> _To do_
Read the lines that follow and pick out every one containing the word "text".

> _Exercise inputs_

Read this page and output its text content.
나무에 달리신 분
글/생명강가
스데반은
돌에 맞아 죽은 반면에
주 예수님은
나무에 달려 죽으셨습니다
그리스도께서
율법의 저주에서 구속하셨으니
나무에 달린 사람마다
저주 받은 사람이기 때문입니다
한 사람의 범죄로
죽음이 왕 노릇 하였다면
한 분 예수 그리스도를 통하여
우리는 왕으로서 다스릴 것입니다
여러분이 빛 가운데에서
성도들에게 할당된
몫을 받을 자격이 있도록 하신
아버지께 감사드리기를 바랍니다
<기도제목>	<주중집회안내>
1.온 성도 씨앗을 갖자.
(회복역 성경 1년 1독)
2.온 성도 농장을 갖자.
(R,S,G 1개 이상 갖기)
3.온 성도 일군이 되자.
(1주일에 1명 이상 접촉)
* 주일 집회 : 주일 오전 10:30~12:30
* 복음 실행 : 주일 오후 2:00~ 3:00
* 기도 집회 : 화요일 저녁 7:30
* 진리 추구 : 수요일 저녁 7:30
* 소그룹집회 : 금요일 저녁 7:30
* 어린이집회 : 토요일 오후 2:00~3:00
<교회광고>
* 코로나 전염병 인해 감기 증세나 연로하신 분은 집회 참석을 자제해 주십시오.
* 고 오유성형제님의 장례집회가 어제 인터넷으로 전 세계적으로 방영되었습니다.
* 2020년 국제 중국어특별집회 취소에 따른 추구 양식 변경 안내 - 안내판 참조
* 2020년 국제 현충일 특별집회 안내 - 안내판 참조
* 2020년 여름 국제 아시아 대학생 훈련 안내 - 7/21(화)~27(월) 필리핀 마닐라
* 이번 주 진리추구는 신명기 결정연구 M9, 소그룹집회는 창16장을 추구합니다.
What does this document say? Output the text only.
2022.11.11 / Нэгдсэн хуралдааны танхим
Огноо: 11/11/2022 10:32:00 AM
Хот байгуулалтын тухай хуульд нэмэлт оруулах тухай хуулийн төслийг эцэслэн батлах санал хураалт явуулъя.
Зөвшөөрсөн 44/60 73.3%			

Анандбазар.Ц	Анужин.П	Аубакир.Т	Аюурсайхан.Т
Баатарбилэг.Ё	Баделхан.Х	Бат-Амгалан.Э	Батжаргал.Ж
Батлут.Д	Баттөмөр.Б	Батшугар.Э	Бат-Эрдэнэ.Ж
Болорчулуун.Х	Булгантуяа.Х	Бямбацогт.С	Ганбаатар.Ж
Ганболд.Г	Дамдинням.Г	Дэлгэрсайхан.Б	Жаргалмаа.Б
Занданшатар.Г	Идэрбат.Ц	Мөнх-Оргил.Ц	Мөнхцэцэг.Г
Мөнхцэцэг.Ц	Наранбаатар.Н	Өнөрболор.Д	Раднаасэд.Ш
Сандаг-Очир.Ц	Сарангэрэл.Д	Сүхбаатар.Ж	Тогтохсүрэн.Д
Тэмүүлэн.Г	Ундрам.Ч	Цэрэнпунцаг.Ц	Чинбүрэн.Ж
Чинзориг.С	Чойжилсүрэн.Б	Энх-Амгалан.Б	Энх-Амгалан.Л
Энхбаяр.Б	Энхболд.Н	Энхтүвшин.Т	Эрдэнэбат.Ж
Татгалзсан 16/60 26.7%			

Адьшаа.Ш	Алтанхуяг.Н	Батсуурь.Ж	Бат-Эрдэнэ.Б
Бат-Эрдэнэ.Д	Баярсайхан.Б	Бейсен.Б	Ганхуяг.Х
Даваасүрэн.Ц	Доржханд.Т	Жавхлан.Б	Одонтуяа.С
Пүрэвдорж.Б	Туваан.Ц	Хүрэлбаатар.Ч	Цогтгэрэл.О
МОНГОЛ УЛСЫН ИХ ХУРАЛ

* * *

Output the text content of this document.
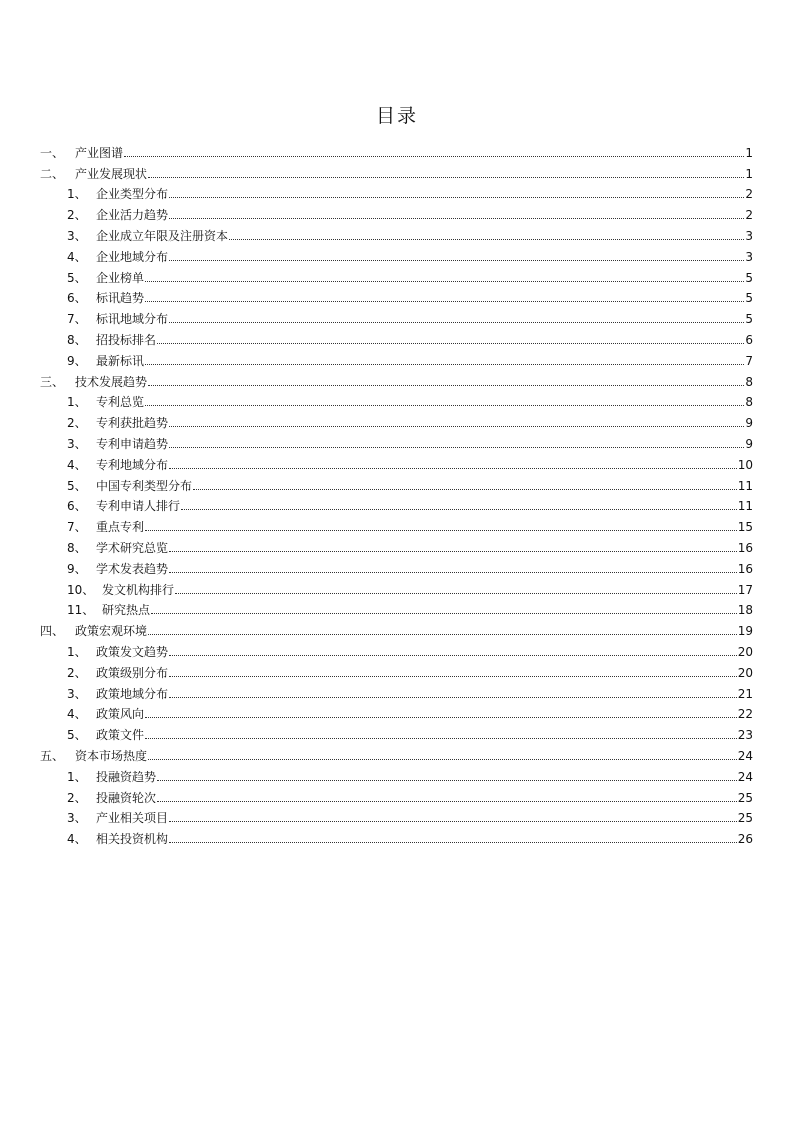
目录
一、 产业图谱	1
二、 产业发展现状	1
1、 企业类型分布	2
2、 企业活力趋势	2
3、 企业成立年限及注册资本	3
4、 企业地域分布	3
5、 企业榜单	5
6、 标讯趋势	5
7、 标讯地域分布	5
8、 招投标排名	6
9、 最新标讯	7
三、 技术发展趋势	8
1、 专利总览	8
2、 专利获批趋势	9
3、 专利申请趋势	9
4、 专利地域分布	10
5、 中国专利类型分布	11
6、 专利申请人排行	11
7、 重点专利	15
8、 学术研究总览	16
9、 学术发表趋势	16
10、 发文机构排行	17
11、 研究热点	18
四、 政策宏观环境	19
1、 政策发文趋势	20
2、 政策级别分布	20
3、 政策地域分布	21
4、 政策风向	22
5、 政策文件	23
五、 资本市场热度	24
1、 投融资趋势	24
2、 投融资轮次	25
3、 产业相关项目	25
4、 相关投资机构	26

> _Expected answer_
Read this page and output its text content.
What does this document say? Output the text only.
Output the text content of this document.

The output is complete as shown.